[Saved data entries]
────────

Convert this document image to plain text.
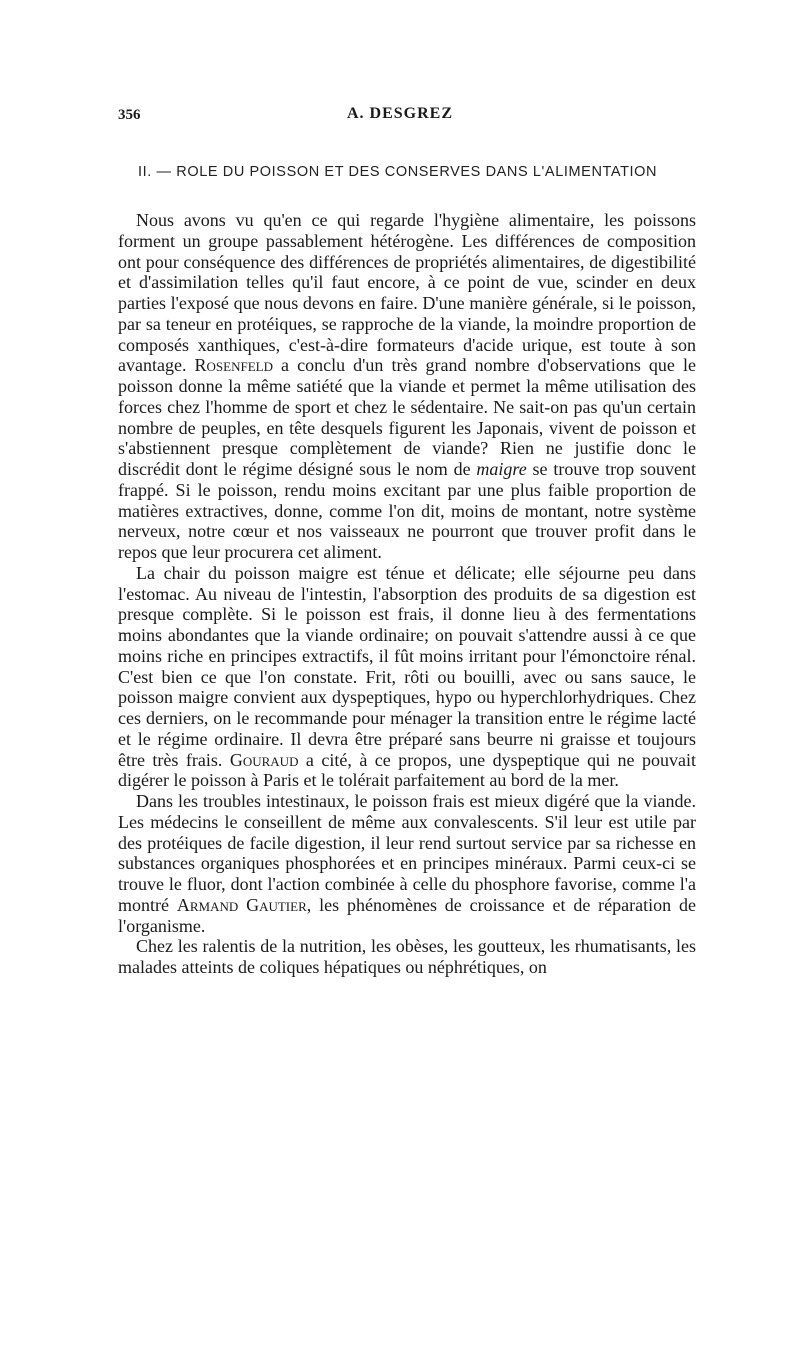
356	A. DESGREZ
II. — ROLE DU POISSON ET DES CONSERVES DANS L'ALIMENTATION

Nous avons vu qu'en ce qui regarde l'hygiène alimentaire, les poissons forment un groupe passablement hétérogène. Les différences de composition ont pour conséquence des différences de propriétés alimentaires, de digestibilité et d'assimilation telles qu'il faut encore, à ce point de vue, scinder en deux parties l'exposé que nous devons en faire. D'une manière générale, si le poisson, par sa teneur en protéiques, se rapproche de la viande, la moindre proportion de composés xanthiques, c'est-à-dire formateurs d'acide urique, est toute à son avantage. Rosenfeld a conclu d'un très grand nombre d'observations que le poisson donne la même satiété que la viande et permet la même utilisation des forces chez l'homme de sport et chez le sédentaire. Ne sait-on pas qu'un certain nombre de peuples, en tête desquels figurent les Japonais, vivent de poisson et s'abstiennent presque complètement de viande? Rien ne justifie donc le discrédit dont le régime désigné sous le nom de maigre se trouve trop souvent frappé. Si le poisson, rendu moins excitant par une plus faible proportion de matières extractives, donne, comme l'on dit, moins de montant, notre système nerveux, notre cœur et nos vaisseaux ne pourront que trouver profit dans le repos que leur procurera cet aliment.

La chair du poisson maigre est ténue et délicate; elle séjourne peu dans l'estomac. Au niveau de l'intestin, l'absorption des produits de sa digestion est presque complète. Si le poisson est frais, il donne lieu à des fermentations moins abondantes que la viande ordinaire; on pouvait s'attendre aussi à ce que moins riche en principes extractifs, il fût moins irritant pour l'émonctoire rénal. C'est bien ce que l'on constate. Frit, rôti ou bouilli, avec ou sans sauce, le poisson maigre convient aux dyspeptiques, hypo ou hyperchlorhydriques. Chez ces derniers, on le recommande pour ménager la transition entre le régime lacté et le régime ordinaire. Il devra être préparé sans beurre ni graisse et toujours être très frais. Gouraud a cité, à ce propos, une dyspeptique qui ne pouvait digérer le poisson à Paris et le tolérait parfaitement au bord de la mer.

Dans les troubles intestinaux, le poisson frais est mieux digéré que la viande. Les médecins le conseillent de même aux convalescents. S'il leur est utile par des protéiques de facile digestion, il leur rend surtout service par sa richesse en substances organiques phosphorées et en principes minéraux. Parmi ceux-ci se trouve le fluor, dont l'action combinée à celle du phosphore favorise, comme l'a montré Armand Gautier, les phénomènes de croissance et de réparation de l'organisme.

Chez les ralentis de la nutrition, les obèses, les goutteux, les rhumatisants, les malades atteints de coliques hépatiques ou néphrétiques, on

────────

- [GOAL OF THE EXERCISE] Work through the records line by line and tally those holding "digestion". Reply with the number alone.

- [THE COMPLETED TASK] 2